Do this: Check each line of the listing for the word "ylabel" and report how many lines contain it, giving nothing but the number.

Material shown:
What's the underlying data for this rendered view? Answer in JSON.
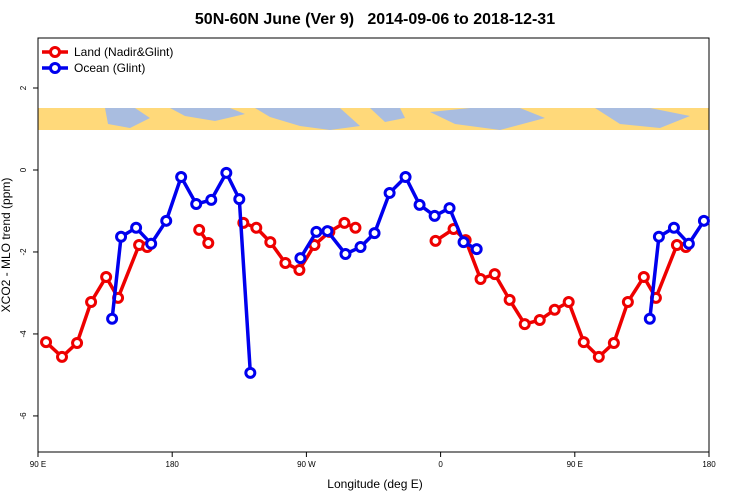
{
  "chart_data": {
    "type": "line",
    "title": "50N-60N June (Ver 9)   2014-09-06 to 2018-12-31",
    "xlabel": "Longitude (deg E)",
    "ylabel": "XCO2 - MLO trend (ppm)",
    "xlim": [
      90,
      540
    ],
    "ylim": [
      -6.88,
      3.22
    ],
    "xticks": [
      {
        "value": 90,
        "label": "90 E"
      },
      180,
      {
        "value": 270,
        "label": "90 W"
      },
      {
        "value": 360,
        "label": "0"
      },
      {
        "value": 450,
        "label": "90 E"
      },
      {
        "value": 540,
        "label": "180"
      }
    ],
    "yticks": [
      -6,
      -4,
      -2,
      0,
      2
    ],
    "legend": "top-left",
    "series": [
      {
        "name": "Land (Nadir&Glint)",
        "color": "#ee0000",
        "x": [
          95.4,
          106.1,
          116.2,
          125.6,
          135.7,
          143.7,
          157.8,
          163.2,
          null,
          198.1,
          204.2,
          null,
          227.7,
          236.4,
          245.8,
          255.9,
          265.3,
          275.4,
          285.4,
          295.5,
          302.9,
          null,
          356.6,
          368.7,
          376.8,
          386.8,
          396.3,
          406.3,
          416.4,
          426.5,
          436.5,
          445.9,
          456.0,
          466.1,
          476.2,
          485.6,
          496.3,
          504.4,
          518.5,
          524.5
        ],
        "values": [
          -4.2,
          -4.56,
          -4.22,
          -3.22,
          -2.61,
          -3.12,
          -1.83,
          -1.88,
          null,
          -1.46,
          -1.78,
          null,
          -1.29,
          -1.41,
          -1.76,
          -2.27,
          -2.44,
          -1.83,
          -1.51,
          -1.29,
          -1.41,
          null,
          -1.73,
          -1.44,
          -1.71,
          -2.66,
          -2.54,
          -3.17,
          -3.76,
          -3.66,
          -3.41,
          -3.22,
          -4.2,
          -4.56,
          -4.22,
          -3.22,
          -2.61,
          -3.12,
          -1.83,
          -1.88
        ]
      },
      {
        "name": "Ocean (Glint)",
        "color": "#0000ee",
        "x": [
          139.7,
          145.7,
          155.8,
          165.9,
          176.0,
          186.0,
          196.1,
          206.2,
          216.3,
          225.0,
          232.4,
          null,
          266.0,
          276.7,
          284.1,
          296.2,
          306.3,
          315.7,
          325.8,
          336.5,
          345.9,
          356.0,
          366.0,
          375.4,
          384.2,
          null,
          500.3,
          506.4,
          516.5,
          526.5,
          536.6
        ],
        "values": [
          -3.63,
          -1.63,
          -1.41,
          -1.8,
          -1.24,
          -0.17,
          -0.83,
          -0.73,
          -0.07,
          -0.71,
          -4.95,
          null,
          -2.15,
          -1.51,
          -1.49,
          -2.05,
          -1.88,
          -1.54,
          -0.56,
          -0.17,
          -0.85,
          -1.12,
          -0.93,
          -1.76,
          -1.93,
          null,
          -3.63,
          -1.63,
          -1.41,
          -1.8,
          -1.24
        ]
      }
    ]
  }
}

==

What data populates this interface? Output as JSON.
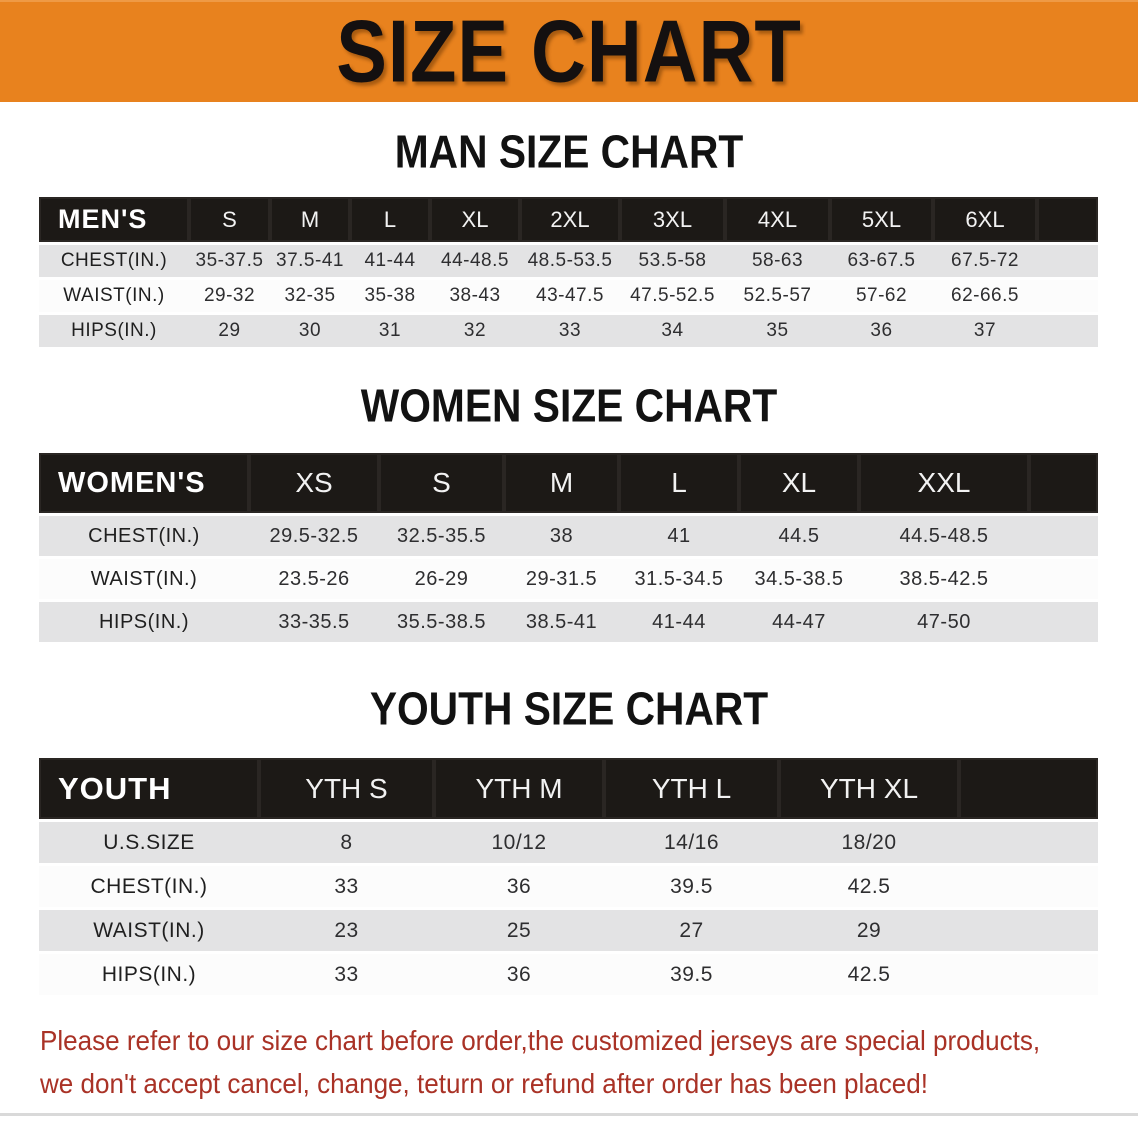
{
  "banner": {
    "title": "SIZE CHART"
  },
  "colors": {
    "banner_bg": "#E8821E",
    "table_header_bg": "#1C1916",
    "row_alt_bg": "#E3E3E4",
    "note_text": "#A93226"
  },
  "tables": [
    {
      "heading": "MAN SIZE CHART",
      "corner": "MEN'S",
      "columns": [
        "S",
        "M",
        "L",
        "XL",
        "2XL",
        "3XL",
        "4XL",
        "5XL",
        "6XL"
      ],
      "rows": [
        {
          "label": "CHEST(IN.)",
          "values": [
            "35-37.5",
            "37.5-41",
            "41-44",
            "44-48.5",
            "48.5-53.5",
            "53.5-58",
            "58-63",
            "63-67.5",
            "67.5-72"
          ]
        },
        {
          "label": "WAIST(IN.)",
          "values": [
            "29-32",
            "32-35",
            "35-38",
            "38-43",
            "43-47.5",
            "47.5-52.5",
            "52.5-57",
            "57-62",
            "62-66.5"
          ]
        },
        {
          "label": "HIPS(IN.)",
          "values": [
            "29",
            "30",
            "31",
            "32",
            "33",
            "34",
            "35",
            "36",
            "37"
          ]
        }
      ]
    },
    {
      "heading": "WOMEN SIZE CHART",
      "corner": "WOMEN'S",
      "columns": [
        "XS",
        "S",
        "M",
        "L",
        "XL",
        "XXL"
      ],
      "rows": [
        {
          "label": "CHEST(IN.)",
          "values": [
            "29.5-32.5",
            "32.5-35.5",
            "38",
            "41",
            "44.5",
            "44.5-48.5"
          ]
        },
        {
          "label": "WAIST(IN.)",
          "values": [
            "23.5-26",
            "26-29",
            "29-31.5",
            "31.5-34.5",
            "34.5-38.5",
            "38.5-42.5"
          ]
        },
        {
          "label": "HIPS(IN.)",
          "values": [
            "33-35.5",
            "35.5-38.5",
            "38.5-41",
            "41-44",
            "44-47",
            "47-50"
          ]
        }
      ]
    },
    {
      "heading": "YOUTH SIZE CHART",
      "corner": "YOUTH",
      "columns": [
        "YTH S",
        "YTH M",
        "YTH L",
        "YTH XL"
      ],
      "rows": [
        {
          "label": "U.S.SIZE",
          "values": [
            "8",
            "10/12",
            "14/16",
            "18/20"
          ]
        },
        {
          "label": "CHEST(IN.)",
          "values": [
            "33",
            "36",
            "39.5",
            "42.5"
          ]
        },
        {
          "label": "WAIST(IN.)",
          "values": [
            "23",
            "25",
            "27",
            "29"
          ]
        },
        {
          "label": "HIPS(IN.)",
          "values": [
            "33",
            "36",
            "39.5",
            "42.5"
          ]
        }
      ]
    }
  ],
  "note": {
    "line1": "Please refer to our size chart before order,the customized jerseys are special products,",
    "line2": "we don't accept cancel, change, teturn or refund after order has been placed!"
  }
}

* * *

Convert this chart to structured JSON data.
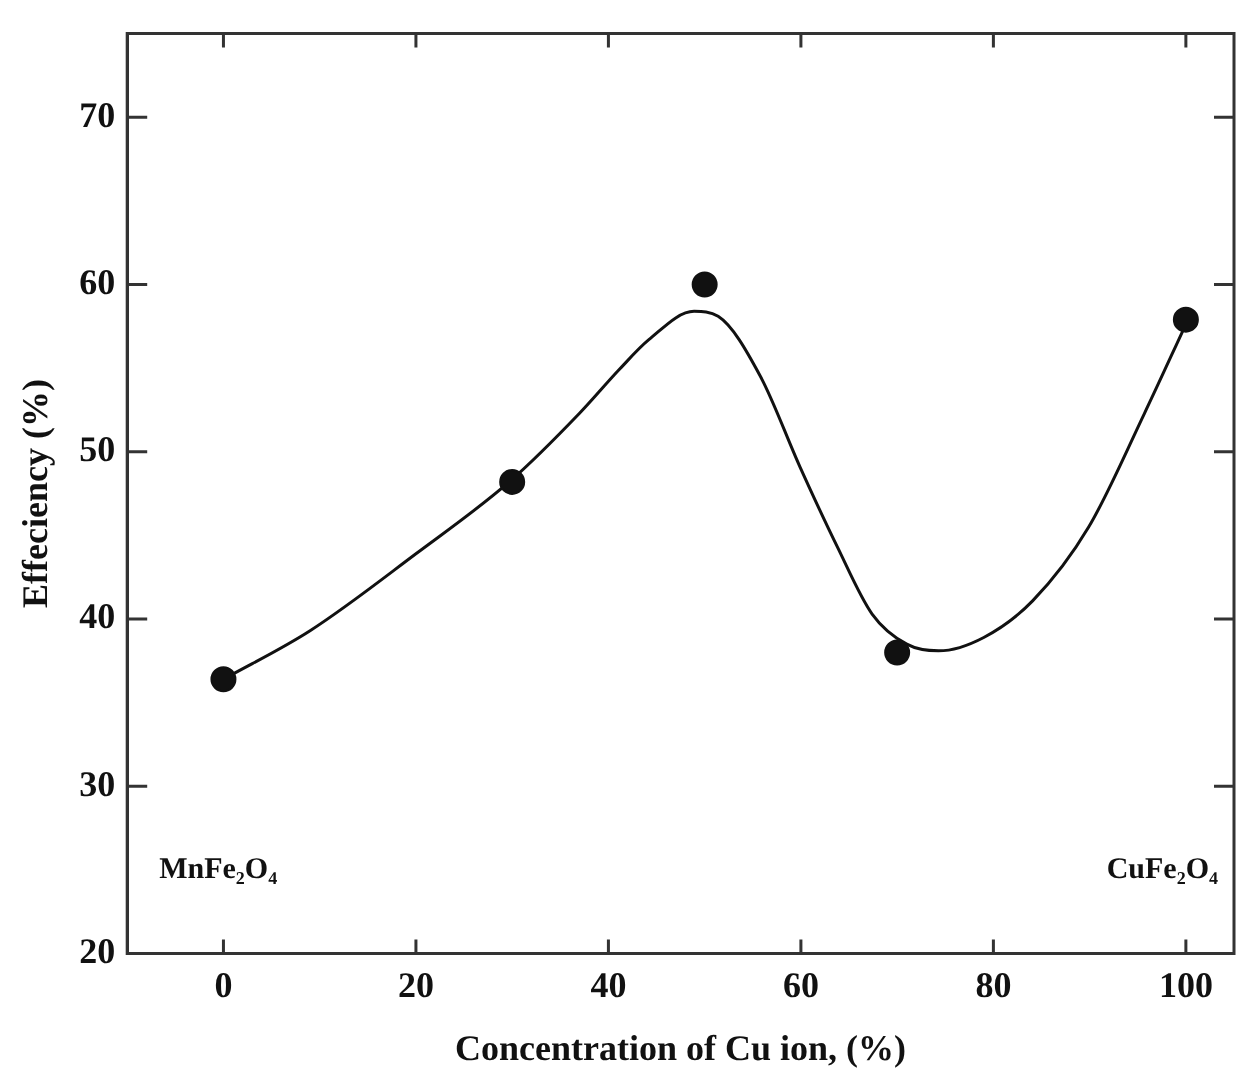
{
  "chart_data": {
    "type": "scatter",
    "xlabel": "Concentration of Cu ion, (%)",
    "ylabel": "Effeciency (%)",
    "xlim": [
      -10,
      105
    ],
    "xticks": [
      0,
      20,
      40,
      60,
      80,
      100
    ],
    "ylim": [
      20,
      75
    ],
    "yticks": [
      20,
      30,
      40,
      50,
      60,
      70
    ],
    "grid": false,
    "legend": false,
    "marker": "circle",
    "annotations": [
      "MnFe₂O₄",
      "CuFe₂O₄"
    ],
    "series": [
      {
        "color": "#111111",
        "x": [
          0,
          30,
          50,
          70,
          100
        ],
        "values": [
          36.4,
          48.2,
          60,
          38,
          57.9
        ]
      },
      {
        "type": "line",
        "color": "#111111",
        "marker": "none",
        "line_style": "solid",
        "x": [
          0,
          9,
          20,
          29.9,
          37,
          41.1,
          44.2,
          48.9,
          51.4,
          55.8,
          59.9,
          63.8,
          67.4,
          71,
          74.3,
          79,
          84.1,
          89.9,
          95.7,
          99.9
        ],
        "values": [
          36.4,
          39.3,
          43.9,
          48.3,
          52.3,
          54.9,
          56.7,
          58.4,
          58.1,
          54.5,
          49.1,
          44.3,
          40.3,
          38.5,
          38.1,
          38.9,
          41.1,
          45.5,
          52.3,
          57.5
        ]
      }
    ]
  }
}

Written response: 2